* Information shown:
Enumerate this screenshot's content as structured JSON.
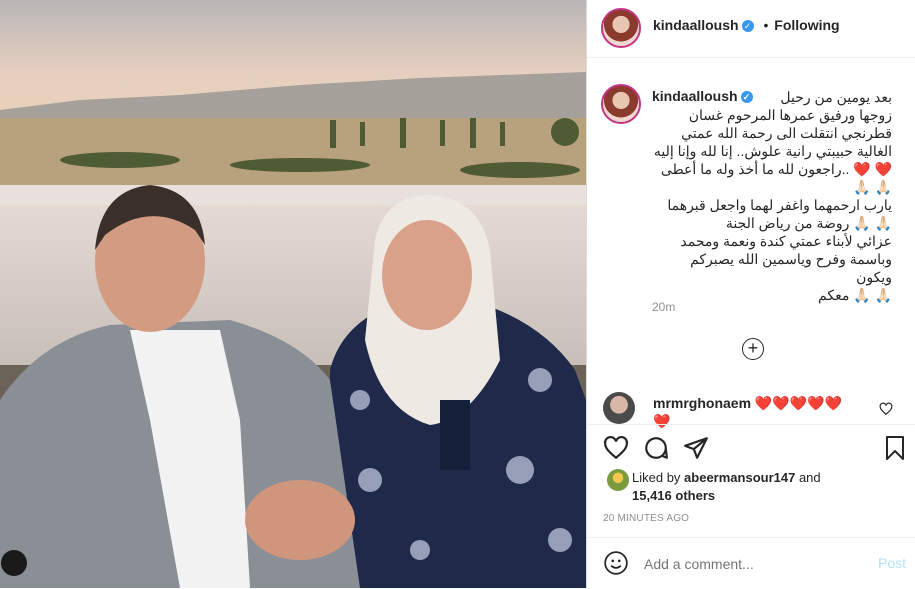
{
  "post": {
    "username": "kindaalloush",
    "follow_status": "Following",
    "separator": "•",
    "caption": "بعد يومين من رحيل\nزوجها ورفيق عمرها المرحوم غسان\nقطرنجي انتقلت الى رحمة الله عمتي\nالغالية حبيبتي رانية علوش.. إنا لله وإنا إليه\n❤️ ❤️ ..راجعون لله ما أخذ وله ما أعطى\n🙏🏻 🙏🏻\nيارب ارحمهما واغفر لهما واجعل قبرهما\n🙏🏻 🙏🏻 روضة من رياض الجنة\nعزائي لأبناء عمتي كندة ونعمة ومحمد\nوباسمة وفرح وياسمين الله يصبركم ويكون\n🙏🏻 🙏🏻 معكم",
    "caption_time": "20m"
  },
  "comment": {
    "username": "mrmrghonaem",
    "text": "❤️❤️❤️❤️❤️\n❤️"
  },
  "likes": {
    "liked_by_prefix": "Liked by",
    "liked_by_user": "abeermansour147",
    "and_text": "and",
    "others": "15,416 others"
  },
  "timestamp": "20 MINUTES AGO",
  "add_comment": {
    "placeholder": "Add a comment...",
    "post_label": "Post"
  },
  "colors": {
    "verified": "#3897f0",
    "link": "#0095f6",
    "post_disabled": "#b2dffc",
    "heart": "#ed4956"
  }
}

* What is needed:
Transcribe the whole listing exactly. Pictures stay out of your copy.

* Task answer:
Enumerate this screenshot's content as structured JSON.
{
  "post": {
    "username": "kindaalloush",
    "follow_status": "Following",
    "separator": "•",
    "caption": "بعد يومين من رحيل\nزوجها ورفيق عمرها المرحوم غسان\nقطرنجي انتقلت الى رحمة الله عمتي\nالغالية حبيبتي رانية علوش.. إنا لله وإنا إليه\n❤️ ❤️ ..راجعون لله ما أخذ وله ما أعطى\n🙏🏻 🙏🏻\nيارب ارحمهما واغفر لهما واجعل قبرهما\n🙏🏻 🙏🏻 روضة من رياض الجنة\nعزائي لأبناء عمتي كندة ونعمة ومحمد\nوباسمة وفرح وياسمين الله يصبركم ويكون\n🙏🏻 🙏🏻 معكم",
    "caption_time": "20m"
  },
  "comment": {
    "username": "mrmrghonaem",
    "text": "❤️❤️❤️❤️❤️\n❤️"
  },
  "likes": {
    "liked_by_prefix": "Liked by",
    "liked_by_user": "abeermansour147",
    "and_text": "and",
    "others": "15,416 others"
  },
  "timestamp": "20 MINUTES AGO",
  "add_comment": {
    "placeholder": "Add a comment...",
    "post_label": "Post"
  },
  "colors": {
    "verified": "#3897f0",
    "link": "#0095f6",
    "post_disabled": "#b2dffc",
    "heart": "#ed4956"
  }
}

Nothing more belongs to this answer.